**Exercise instructions:** Reply with nothing except the number of lines that contain the word "text".

[Given records start]

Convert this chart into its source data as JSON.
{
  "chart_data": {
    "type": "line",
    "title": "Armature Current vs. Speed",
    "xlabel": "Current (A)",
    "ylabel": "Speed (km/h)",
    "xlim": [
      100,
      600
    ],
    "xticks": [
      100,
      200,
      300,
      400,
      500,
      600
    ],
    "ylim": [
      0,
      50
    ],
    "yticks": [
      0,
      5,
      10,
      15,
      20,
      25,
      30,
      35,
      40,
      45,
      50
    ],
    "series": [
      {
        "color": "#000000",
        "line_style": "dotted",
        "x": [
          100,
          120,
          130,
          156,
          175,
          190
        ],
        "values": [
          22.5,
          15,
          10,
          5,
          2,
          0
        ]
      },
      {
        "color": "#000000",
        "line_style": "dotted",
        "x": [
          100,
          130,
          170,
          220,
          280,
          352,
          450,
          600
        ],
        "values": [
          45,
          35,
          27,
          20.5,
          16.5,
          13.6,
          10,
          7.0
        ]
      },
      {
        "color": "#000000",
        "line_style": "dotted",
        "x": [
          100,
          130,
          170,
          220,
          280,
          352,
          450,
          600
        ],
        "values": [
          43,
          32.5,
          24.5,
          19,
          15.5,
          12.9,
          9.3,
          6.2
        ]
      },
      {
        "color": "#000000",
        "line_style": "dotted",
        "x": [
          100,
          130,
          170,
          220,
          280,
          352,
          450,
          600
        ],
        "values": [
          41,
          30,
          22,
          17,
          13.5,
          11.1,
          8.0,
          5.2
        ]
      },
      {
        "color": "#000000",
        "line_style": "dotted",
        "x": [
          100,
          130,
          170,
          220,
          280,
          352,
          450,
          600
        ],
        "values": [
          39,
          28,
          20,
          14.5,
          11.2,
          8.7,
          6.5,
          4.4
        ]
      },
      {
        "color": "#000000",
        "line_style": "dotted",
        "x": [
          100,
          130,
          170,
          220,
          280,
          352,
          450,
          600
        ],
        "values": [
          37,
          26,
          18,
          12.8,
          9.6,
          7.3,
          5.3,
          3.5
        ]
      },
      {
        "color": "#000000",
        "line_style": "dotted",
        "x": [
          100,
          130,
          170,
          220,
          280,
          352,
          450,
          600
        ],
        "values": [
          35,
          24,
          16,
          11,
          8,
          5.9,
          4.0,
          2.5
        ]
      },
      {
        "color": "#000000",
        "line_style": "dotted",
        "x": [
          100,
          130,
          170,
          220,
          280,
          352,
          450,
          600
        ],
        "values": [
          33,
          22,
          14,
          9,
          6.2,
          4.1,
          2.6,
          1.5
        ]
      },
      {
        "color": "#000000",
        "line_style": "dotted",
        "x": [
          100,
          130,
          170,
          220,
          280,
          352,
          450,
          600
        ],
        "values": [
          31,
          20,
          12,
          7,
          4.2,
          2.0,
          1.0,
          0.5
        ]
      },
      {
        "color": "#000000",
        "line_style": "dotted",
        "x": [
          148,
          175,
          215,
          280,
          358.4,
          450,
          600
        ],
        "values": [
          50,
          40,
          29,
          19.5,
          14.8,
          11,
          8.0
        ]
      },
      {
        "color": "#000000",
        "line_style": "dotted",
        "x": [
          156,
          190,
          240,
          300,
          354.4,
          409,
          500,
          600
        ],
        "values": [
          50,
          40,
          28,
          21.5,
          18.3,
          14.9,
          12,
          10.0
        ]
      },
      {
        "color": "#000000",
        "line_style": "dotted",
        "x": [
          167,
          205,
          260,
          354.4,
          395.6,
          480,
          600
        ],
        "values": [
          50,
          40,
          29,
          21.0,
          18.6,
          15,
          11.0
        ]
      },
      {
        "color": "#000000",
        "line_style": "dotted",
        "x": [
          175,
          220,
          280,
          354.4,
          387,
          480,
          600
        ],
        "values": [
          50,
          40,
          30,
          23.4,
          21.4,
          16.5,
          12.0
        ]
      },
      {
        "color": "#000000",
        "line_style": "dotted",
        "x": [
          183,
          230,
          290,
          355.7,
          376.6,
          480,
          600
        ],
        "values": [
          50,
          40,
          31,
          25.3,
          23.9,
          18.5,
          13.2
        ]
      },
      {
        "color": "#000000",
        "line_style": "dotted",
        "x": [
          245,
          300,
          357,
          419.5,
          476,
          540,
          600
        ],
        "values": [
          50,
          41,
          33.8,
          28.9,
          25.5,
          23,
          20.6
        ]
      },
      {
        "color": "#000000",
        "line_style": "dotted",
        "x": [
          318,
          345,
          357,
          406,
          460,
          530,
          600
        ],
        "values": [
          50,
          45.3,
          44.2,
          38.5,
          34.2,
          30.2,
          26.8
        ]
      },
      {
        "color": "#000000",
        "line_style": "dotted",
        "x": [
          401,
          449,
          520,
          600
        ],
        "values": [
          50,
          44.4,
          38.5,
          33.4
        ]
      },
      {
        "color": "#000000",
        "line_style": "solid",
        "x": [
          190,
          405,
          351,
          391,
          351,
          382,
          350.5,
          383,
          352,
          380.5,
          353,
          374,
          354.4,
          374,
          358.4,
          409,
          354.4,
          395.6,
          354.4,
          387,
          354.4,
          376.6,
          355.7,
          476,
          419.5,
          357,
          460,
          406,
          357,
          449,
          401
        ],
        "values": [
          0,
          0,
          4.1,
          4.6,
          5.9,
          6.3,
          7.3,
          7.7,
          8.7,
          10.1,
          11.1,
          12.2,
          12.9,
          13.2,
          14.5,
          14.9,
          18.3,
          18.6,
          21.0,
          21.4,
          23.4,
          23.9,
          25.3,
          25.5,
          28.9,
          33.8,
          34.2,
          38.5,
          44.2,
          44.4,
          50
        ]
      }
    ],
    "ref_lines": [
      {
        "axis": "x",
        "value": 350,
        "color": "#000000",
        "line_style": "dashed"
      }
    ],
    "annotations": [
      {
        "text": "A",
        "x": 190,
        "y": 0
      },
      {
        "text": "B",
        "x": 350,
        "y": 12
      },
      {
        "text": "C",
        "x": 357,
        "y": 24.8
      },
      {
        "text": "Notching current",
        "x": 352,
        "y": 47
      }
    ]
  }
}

[Given records end]

**Response below:** 4